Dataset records
***
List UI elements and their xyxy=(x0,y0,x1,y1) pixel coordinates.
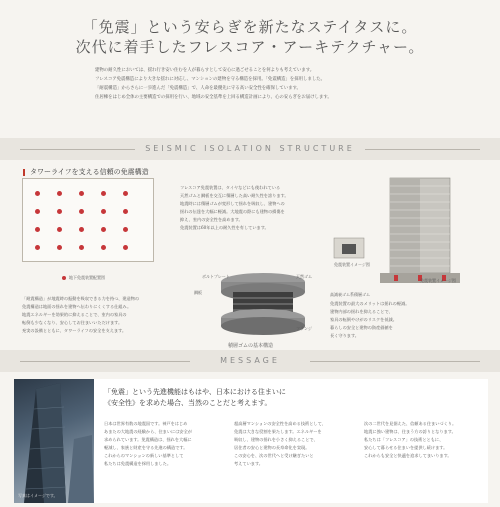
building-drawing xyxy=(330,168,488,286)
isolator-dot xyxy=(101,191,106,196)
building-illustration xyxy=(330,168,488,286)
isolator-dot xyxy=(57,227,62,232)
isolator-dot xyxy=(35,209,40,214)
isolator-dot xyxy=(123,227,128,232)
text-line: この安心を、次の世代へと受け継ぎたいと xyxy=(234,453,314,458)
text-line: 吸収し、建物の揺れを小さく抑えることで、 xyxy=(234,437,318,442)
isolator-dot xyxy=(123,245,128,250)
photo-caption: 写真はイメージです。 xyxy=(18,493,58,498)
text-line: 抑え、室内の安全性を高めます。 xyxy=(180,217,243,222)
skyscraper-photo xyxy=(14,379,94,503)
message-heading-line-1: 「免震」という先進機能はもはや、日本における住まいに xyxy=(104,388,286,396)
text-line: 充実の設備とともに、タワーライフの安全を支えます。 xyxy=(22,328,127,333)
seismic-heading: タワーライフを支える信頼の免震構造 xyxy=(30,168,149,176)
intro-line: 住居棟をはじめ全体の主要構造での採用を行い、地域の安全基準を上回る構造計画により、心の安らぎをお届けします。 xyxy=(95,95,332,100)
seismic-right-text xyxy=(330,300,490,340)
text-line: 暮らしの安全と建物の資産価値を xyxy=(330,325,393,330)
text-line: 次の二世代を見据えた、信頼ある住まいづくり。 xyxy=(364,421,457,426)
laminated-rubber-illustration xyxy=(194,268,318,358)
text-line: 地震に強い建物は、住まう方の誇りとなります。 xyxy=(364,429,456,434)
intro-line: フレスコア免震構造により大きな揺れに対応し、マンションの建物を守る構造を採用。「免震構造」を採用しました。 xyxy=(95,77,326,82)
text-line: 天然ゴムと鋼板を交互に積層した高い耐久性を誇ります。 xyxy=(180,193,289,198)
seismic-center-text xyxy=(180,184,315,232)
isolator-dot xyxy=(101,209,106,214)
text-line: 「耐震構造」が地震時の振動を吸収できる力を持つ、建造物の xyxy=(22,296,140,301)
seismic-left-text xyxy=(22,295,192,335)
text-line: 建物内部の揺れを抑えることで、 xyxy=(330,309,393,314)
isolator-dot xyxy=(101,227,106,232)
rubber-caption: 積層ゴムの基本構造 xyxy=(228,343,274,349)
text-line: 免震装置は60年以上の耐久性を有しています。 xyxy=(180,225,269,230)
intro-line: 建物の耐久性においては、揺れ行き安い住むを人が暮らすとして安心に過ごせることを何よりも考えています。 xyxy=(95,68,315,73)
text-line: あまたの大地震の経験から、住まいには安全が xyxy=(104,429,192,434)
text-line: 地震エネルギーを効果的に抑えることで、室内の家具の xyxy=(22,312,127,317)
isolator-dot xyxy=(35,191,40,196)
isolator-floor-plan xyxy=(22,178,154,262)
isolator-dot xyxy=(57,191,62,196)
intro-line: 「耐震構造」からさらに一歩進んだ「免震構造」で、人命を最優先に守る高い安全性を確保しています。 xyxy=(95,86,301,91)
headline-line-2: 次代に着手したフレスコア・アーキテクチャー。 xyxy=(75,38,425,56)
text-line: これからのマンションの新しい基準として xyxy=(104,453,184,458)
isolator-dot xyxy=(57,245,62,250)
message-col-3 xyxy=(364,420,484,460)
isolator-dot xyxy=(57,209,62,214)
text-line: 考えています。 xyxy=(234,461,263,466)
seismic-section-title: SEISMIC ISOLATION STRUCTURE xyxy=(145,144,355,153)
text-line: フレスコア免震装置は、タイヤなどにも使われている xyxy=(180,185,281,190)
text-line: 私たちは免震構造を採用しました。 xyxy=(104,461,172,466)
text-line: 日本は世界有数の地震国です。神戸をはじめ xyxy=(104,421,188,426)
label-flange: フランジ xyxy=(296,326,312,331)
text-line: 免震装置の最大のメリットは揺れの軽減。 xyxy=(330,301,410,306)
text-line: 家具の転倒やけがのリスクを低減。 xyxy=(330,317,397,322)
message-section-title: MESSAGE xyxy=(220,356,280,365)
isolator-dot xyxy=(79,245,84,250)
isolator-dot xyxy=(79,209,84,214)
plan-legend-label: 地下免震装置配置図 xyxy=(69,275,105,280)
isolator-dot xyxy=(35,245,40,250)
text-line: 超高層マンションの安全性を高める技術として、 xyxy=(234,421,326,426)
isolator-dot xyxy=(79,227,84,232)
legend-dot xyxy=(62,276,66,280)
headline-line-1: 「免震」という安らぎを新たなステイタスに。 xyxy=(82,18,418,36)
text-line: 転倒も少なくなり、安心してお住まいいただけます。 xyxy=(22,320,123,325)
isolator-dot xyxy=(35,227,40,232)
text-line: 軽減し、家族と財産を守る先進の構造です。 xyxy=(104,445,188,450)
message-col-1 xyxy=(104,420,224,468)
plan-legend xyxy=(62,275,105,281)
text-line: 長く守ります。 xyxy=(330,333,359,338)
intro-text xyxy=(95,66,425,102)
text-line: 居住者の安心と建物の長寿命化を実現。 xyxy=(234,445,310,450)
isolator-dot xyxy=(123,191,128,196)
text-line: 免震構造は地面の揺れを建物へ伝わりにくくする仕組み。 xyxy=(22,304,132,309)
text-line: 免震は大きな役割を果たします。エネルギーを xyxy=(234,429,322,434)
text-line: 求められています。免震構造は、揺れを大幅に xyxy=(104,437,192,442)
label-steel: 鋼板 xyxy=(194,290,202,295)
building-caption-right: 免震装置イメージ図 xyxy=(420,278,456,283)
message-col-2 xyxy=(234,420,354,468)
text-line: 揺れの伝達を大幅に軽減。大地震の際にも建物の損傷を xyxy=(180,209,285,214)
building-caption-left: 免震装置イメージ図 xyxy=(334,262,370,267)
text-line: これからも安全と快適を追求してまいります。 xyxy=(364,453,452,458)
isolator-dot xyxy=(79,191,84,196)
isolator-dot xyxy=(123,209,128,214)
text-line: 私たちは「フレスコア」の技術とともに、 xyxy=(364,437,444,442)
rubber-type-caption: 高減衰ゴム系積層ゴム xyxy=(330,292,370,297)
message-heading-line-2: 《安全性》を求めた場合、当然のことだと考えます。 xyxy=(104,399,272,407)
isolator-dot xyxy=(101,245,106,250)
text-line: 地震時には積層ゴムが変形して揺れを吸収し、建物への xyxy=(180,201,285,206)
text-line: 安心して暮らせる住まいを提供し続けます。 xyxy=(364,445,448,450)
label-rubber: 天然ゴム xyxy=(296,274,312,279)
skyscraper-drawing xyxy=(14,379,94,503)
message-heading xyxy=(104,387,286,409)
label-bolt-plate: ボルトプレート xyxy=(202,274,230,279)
***
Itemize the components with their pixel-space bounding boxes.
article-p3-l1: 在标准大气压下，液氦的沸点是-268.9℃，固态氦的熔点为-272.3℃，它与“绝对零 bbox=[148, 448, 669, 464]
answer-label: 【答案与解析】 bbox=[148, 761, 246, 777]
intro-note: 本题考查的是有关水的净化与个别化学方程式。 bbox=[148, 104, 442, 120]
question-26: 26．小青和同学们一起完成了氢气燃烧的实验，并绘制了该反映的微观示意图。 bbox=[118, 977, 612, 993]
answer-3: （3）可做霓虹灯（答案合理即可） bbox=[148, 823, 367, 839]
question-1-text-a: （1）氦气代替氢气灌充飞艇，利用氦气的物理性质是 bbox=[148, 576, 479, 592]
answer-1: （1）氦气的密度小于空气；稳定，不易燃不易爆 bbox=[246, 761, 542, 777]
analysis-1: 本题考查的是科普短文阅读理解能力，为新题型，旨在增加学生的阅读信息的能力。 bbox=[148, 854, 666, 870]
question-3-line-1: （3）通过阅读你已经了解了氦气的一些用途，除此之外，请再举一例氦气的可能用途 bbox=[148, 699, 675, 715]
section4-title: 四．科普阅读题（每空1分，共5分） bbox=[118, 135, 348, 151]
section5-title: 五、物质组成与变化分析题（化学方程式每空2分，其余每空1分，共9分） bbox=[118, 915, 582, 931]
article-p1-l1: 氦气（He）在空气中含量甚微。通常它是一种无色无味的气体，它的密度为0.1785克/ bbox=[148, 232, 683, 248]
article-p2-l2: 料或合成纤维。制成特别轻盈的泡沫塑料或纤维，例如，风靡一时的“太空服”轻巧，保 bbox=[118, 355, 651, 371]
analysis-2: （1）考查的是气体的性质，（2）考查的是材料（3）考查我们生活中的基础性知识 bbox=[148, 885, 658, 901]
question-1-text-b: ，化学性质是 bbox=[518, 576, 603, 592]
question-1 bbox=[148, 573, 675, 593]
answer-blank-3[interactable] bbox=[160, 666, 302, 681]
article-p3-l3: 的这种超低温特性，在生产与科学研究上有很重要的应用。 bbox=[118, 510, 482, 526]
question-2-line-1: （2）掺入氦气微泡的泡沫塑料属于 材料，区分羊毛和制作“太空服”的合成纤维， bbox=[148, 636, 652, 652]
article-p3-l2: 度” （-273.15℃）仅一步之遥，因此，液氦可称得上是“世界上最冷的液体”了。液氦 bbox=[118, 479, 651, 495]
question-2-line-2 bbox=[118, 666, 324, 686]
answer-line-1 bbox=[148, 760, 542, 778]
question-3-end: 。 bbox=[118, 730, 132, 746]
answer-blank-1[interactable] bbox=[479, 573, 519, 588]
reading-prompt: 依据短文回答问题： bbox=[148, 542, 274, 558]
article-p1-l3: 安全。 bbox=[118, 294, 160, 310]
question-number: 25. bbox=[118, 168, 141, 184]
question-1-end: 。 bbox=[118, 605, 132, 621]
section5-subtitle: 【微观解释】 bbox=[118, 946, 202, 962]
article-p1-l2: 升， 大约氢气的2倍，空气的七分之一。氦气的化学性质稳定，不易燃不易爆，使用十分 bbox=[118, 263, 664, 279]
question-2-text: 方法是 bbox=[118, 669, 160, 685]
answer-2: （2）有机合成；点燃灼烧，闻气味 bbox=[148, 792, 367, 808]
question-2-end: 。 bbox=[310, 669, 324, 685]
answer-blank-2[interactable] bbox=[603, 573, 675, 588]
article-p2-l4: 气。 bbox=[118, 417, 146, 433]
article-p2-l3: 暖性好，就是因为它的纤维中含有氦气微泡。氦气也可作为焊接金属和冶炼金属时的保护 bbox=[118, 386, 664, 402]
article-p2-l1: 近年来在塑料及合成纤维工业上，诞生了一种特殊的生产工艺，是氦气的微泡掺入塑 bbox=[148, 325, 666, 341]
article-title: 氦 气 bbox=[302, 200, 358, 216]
***
# [Problem to solve]
Copy out the material from the line containing "Itemize the components" through the line containing "answer-3: （3）可做霓虹灯（答案合理即可） bbox=[148, 823, 367, 839]", both included, with no changes.

# [Task answer]
Itemize the components with their pixel-space bounding boxes.
article-p3-l1: 在标准大气压下，液氦的沸点是-268.9℃，固态氦的熔点为-272.3℃，它与“绝对零 bbox=[148, 448, 669, 464]
answer-label: 【答案与解析】 bbox=[148, 761, 246, 777]
intro-note: 本题考查的是有关水的净化与个别化学方程式。 bbox=[148, 104, 442, 120]
question-26: 26．小青和同学们一起完成了氢气燃烧的实验，并绘制了该反映的微观示意图。 bbox=[118, 977, 612, 993]
answer-3: （3）可做霓虹灯（答案合理即可） bbox=[148, 823, 367, 839]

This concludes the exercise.